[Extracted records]
◆ ◆ ◆
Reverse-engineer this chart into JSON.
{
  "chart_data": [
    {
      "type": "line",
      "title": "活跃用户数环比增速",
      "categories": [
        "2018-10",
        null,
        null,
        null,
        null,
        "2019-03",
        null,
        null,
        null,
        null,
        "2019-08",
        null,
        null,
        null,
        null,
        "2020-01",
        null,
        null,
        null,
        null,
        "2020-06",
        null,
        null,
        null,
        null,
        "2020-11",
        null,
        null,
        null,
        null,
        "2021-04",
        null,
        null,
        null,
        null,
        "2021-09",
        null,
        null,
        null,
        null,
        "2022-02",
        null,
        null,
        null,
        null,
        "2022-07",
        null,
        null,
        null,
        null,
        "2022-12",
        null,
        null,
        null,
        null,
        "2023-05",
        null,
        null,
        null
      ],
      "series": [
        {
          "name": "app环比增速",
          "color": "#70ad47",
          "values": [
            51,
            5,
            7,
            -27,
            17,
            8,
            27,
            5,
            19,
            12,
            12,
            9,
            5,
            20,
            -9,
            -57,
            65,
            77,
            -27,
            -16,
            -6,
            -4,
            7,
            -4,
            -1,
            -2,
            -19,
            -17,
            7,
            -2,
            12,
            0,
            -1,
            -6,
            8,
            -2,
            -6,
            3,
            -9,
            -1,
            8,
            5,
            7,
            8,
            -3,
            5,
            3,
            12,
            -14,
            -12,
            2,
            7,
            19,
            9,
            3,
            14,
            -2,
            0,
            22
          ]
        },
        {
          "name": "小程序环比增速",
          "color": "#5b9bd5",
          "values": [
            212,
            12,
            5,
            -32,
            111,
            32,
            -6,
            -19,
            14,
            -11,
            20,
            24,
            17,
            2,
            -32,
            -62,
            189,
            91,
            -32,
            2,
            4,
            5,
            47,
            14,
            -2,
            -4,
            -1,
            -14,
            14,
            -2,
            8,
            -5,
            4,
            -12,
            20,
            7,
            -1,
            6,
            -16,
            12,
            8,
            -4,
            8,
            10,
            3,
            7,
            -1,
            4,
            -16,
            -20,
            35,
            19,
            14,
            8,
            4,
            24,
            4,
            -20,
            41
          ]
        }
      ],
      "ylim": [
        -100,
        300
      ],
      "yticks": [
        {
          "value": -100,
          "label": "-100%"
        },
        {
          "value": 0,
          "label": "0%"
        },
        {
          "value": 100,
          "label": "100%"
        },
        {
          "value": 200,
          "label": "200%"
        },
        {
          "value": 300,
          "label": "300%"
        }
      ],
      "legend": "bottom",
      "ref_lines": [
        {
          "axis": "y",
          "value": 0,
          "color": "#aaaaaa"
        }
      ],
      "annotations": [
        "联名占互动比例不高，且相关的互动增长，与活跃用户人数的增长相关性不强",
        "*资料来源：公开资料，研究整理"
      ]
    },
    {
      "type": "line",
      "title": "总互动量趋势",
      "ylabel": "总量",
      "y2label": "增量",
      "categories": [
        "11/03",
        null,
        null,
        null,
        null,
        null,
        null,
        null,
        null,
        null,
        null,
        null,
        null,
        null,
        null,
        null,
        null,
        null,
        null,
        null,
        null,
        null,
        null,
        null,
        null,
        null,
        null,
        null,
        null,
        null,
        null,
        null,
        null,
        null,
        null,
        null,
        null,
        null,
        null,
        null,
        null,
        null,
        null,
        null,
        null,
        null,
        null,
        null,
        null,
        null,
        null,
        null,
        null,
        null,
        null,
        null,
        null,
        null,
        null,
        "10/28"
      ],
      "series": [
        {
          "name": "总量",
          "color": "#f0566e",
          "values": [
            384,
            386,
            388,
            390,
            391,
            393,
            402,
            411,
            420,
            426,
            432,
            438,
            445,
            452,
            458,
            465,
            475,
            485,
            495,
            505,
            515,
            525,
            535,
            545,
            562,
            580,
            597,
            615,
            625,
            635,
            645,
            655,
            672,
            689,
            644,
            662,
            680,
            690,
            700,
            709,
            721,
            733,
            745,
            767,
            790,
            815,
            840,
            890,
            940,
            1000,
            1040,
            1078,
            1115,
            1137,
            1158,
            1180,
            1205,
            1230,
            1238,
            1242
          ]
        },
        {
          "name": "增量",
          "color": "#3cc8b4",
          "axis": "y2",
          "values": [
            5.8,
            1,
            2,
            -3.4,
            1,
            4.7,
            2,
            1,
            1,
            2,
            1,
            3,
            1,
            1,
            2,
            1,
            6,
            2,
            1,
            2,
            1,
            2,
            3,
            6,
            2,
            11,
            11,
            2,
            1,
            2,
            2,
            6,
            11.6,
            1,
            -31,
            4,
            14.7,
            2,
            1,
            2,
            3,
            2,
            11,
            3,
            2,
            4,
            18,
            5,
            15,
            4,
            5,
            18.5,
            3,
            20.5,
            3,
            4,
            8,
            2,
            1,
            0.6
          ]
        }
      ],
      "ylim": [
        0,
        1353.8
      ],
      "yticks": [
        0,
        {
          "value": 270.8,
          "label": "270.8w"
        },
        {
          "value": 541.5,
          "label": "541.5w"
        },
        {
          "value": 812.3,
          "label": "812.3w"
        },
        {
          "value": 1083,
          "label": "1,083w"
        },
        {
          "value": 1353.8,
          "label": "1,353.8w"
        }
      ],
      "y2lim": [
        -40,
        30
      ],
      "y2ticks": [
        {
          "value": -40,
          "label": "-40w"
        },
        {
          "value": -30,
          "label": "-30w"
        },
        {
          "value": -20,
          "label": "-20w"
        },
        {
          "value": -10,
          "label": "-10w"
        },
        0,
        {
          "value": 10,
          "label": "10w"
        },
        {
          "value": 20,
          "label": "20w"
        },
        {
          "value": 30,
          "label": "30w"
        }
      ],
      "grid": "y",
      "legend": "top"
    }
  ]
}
◆ ◆ ◆
What you are asked to do
Write out the entries above once more, without altering anything.

Task output
Reverse-engineer this chart into JSON.
{
  "chart_data": [
    {
      "type": "line",
      "title": "活跃用户数环比增速",
      "categories": [
        "2018-10",
        null,
        null,
        null,
        null,
        "2019-03",
        null,
        null,
        null,
        null,
        "2019-08",
        null,
        null,
        null,
        null,
        "2020-01",
        null,
        null,
        null,
        null,
        "2020-06",
        null,
        null,
        null,
        null,
        "2020-11",
        null,
        null,
        null,
        null,
        "2021-04",
        null,
        null,
        null,
        null,
        "2021-09",
        null,
        null,
        null,
        null,
        "2022-02",
        null,
        null,
        null,
        null,
        "2022-07",
        null,
        null,
        null,
        null,
        "2022-12",
        null,
        null,
        null,
        null,
        "2023-05",
        null,
        null,
        null
      ],
      "series": [
        {
          "name": "app环比增速",
          "color": "#70ad47",
          "values": [
            51,
            5,
            7,
            -27,
            17,
            8,
            27,
            5,
            19,
            12,
            12,
            9,
            5,
            20,
            -9,
            -57,
            65,
            77,
            -27,
            -16,
            -6,
            -4,
            7,
            -4,
            -1,
            -2,
            -19,
            -17,
            7,
            -2,
            12,
            0,
            -1,
            -6,
            8,
            -2,
            -6,
            3,
            -9,
            -1,
            8,
            5,
            7,
            8,
            -3,
            5,
            3,
            12,
            -14,
            -12,
            2,
            7,
            19,
            9,
            3,
            14,
            -2,
            0,
            22
          ]
        },
        {
          "name": "小程序环比增速",
          "color": "#5b9bd5",
          "values": [
            212,
            12,
            5,
            -32,
            111,
            32,
            -6,
            -19,
            14,
            -11,
            20,
            24,
            17,
            2,
            -32,
            -62,
            189,
            91,
            -32,
            2,
            4,
            5,
            47,
            14,
            -2,
            -4,
            -1,
            -14,
            14,
            -2,
            8,
            -5,
            4,
            -12,
            20,
            7,
            -1,
            6,
            -16,
            12,
            8,
            -4,
            8,
            10,
            3,
            7,
            -1,
            4,
            -16,
            -20,
            35,
            19,
            14,
            8,
            4,
            24,
            4,
            -20,
            41
          ]
        }
      ],
      "ylim": [
        -100,
        300
      ],
      "yticks": [
        {
          "value": -100,
          "label": "-100%"
        },
        {
          "value": 0,
          "label": "0%"
        },
        {
          "value": 100,
          "label": "100%"
        },
        {
          "value": 200,
          "label": "200%"
        },
        {
          "value": 300,
          "label": "300%"
        }
      ],
      "legend": "bottom",
      "ref_lines": [
        {
          "axis": "y",
          "value": 0,
          "color": "#aaaaaa"
        }
      ],
      "annotations": [
        "联名占互动比例不高，且相关的互动增长，与活跃用户人数的增长相关性不强",
        "*资料来源：公开资料，研究整理"
      ]
    },
    {
      "type": "line",
      "title": "总互动量趋势",
      "ylabel": "总量",
      "y2label": "增量",
      "categories": [
        "11/03",
        null,
        null,
        null,
        null,
        null,
        null,
        null,
        null,
        null,
        null,
        null,
        null,
        null,
        null,
        null,
        null,
        null,
        null,
        null,
        null,
        null,
        null,
        null,
        null,
        null,
        null,
        null,
        null,
        null,
        null,
        null,
        null,
        null,
        null,
        null,
        null,
        null,
        null,
        null,
        null,
        null,
        null,
        null,
        null,
        null,
        null,
        null,
        null,
        null,
        null,
        null,
        null,
        null,
        null,
        null,
        null,
        null,
        null,
        "10/28"
      ],
      "series": [
        {
          "name": "总量",
          "color": "#f0566e",
          "values": [
            384,
            386,
            388,
            390,
            391,
            393,
            402,
            411,
            420,
            426,
            432,
            438,
            445,
            452,
            458,
            465,
            475,
            485,
            495,
            505,
            515,
            525,
            535,
            545,
            562,
            580,
            597,
            615,
            625,
            635,
            645,
            655,
            672,
            689,
            644,
            662,
            680,
            690,
            700,
            709,
            721,
            733,
            745,
            767,
            790,
            815,
            840,
            890,
            940,
            1000,
            1040,
            1078,
            1115,
            1137,
            1158,
            1180,
            1205,
            1230,
            1238,
            1242
          ]
        },
        {
          "name": "增量",
          "color": "#3cc8b4",
          "axis": "y2",
          "values": [
            5.8,
            1,
            2,
            -3.4,
            1,
            4.7,
            2,
            1,
            1,
            2,
            1,
            3,
            1,
            1,
            2,
            1,
            6,
            2,
            1,
            2,
            1,
            2,
            3,
            6,
            2,
            11,
            11,
            2,
            1,
            2,
            2,
            6,
            11.6,
            1,
            -31,
            4,
            14.7,
            2,
            1,
            2,
            3,
            2,
            11,
            3,
            2,
            4,
            18,
            5,
            15,
            4,
            5,
            18.5,
            3,
            20.5,
            3,
            4,
            8,
            2,
            1,
            0.6
          ]
        }
      ],
      "ylim": [
        0,
        1353.8
      ],
      "yticks": [
        0,
        {
          "value": 270.8,
          "label": "270.8w"
        },
        {
          "value": 541.5,
          "label": "541.5w"
        },
        {
          "value": 812.3,
          "label": "812.3w"
        },
        {
          "value": 1083,
          "label": "1,083w"
        },
        {
          "value": 1353.8,
          "label": "1,353.8w"
        }
      ],
      "y2lim": [
        -40,
        30
      ],
      "y2ticks": [
        {
          "value": -40,
          "label": "-40w"
        },
        {
          "value": -30,
          "label": "-30w"
        },
        {
          "value": -20,
          "label": "-20w"
        },
        {
          "value": -10,
          "label": "-10w"
        },
        0,
        {
          "value": 10,
          "label": "10w"
        },
        {
          "value": 20,
          "label": "20w"
        },
        {
          "value": 30,
          "label": "30w"
        }
      ],
      "grid": "y",
      "legend": "top"
    }
  ]
}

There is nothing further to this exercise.